▶ _What is needed_: Identify the lines bearing the string "vrije" and gather them.
===== Given data =====
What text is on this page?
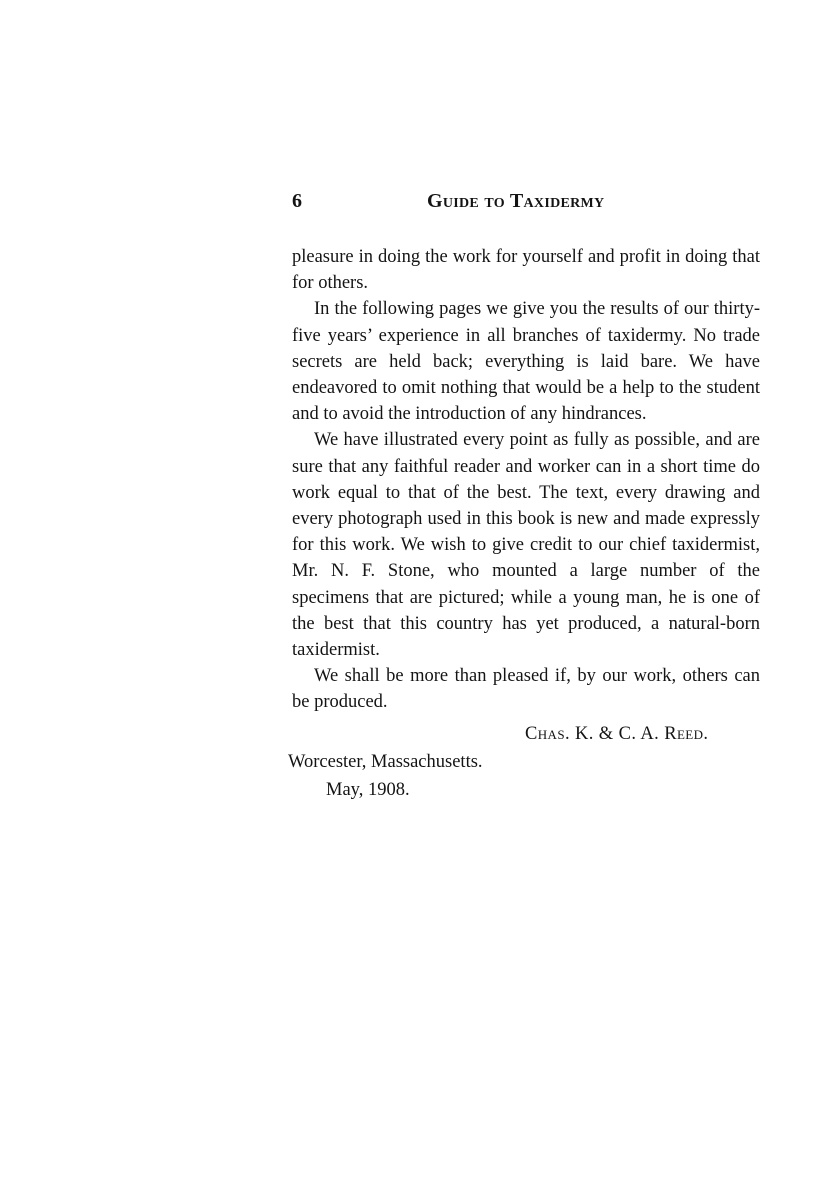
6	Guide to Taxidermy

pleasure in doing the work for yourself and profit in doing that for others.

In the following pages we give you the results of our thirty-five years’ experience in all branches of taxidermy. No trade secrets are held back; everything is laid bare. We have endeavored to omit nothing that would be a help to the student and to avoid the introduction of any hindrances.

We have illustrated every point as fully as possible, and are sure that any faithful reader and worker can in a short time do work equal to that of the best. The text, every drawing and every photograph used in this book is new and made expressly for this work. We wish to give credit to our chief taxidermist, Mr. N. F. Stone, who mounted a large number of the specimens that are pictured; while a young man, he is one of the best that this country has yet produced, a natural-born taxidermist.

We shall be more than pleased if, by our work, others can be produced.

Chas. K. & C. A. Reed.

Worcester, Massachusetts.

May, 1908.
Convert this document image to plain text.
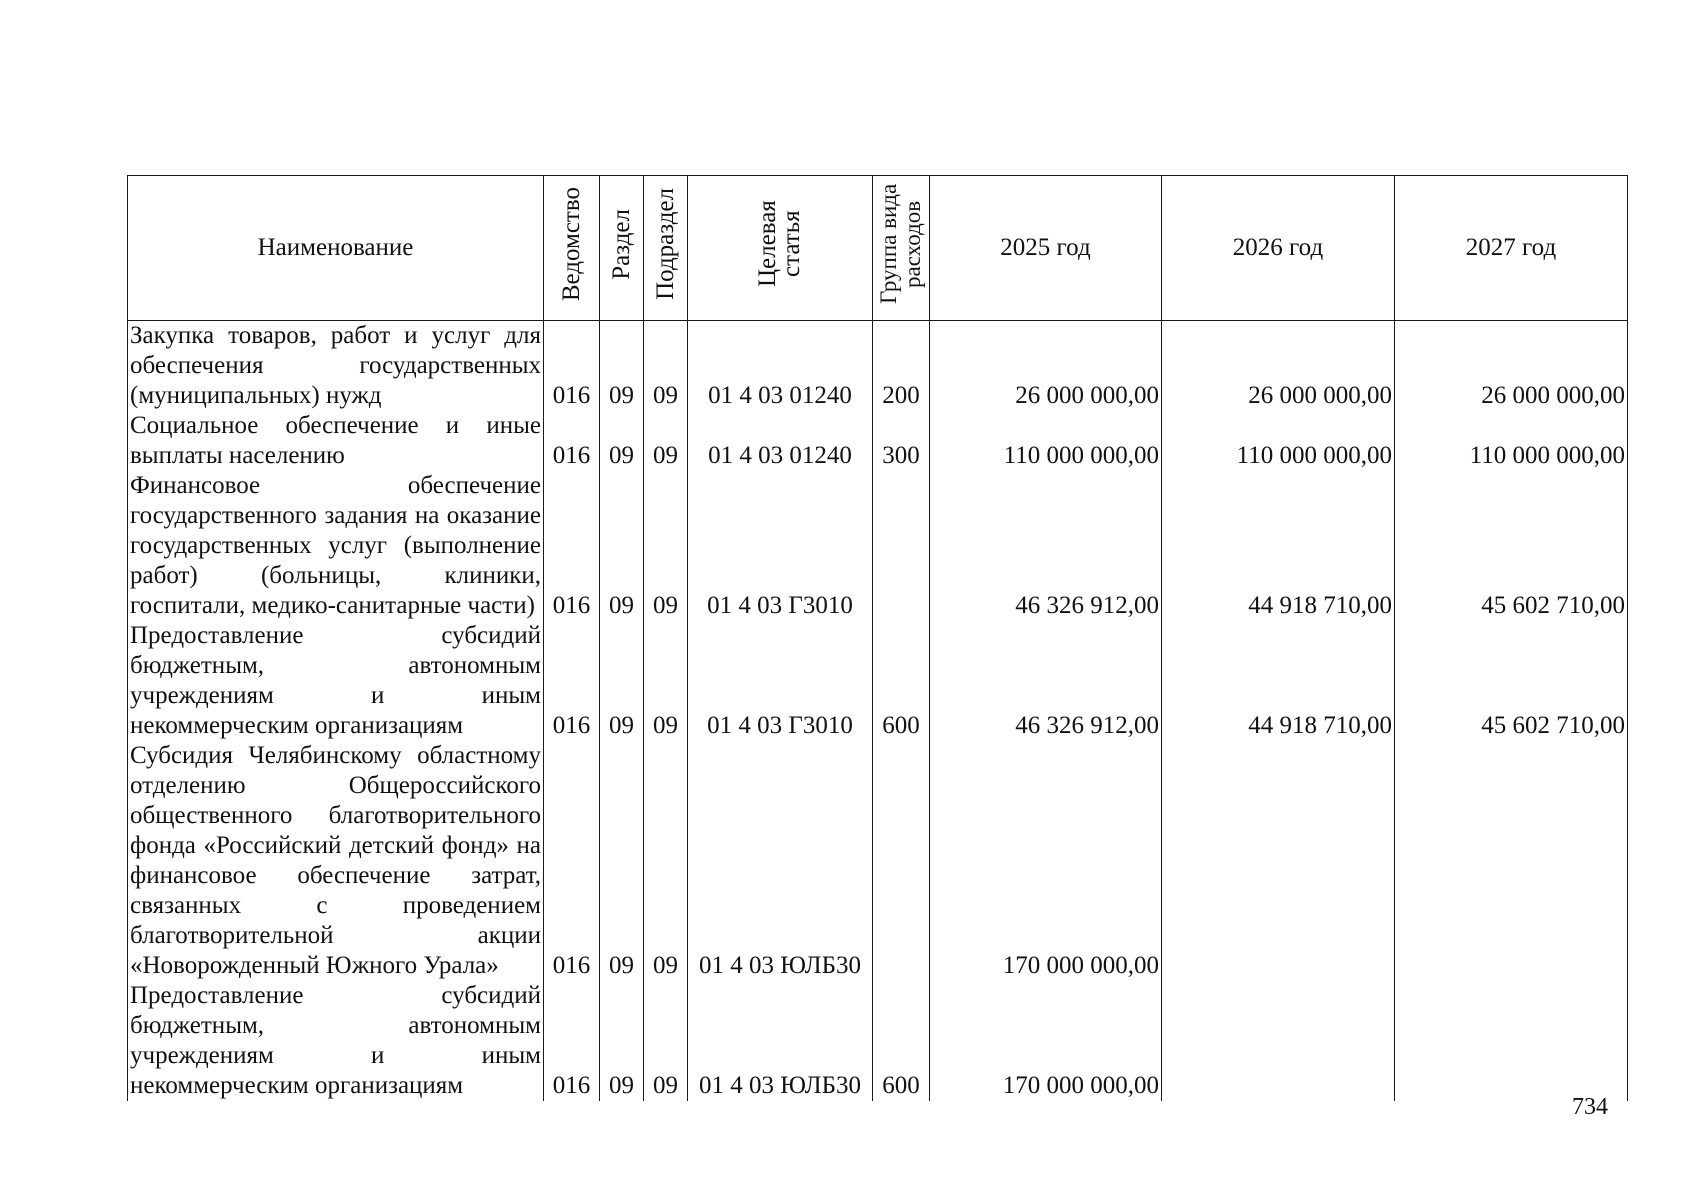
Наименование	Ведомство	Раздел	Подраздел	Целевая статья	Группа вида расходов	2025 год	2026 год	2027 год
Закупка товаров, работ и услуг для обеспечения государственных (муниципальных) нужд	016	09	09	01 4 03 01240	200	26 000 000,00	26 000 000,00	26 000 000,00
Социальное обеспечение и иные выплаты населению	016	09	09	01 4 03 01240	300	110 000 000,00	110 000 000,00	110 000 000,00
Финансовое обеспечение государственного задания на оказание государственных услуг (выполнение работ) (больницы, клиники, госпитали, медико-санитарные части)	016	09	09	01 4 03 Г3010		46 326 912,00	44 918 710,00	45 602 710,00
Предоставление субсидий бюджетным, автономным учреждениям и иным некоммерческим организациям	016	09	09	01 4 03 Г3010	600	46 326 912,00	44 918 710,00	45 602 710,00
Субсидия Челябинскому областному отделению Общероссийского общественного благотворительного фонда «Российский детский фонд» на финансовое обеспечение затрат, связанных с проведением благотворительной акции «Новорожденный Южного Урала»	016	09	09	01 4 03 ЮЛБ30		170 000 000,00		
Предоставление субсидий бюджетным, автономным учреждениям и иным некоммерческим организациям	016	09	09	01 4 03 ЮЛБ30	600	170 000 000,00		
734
=====
===== Given data =====
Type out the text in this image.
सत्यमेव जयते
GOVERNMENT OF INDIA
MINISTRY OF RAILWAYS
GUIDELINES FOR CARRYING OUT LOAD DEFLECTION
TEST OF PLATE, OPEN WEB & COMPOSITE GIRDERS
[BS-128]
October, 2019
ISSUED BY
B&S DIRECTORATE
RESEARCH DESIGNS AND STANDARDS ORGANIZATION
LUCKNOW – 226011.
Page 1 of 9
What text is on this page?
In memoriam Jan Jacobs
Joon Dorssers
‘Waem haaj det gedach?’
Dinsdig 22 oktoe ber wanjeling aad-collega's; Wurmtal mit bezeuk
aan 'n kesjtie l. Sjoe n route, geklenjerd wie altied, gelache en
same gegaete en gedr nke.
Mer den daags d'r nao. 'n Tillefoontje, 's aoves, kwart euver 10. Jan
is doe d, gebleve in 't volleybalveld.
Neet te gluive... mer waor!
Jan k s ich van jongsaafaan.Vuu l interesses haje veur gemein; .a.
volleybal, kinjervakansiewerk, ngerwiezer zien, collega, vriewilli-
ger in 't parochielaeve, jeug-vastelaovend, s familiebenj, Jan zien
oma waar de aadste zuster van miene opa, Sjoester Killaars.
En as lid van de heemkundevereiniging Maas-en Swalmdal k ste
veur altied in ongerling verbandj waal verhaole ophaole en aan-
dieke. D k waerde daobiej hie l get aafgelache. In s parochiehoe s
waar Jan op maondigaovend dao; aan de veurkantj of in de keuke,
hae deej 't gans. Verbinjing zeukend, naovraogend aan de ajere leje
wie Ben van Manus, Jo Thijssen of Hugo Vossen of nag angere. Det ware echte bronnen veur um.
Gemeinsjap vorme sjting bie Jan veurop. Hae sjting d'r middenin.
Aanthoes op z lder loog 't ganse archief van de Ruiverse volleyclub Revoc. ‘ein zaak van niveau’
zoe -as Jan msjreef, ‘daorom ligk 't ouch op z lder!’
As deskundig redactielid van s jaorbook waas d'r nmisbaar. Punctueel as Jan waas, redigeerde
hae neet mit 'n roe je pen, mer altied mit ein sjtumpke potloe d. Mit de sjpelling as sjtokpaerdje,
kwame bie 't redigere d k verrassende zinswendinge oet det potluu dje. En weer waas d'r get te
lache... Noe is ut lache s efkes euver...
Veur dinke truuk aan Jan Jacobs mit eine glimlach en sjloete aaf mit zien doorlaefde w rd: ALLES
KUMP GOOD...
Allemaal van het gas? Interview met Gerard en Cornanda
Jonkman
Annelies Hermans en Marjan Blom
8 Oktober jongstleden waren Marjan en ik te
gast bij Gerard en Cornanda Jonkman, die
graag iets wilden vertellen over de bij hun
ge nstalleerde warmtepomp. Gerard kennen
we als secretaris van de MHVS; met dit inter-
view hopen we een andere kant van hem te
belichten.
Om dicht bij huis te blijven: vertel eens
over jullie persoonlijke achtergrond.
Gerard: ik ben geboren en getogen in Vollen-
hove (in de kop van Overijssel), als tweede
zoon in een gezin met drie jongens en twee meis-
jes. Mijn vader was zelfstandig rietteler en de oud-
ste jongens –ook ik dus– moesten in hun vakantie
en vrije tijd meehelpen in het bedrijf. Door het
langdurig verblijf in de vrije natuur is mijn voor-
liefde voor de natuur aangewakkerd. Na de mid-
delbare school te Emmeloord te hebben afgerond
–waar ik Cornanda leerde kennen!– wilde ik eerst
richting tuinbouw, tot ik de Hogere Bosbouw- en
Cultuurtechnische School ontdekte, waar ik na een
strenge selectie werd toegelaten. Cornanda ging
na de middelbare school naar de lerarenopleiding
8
=====
▶ _Worked solution_:
en vrije tijd meehelpen in het bedrijf. Door het
langdurig verblijf in de vrije natuur is mijn voor-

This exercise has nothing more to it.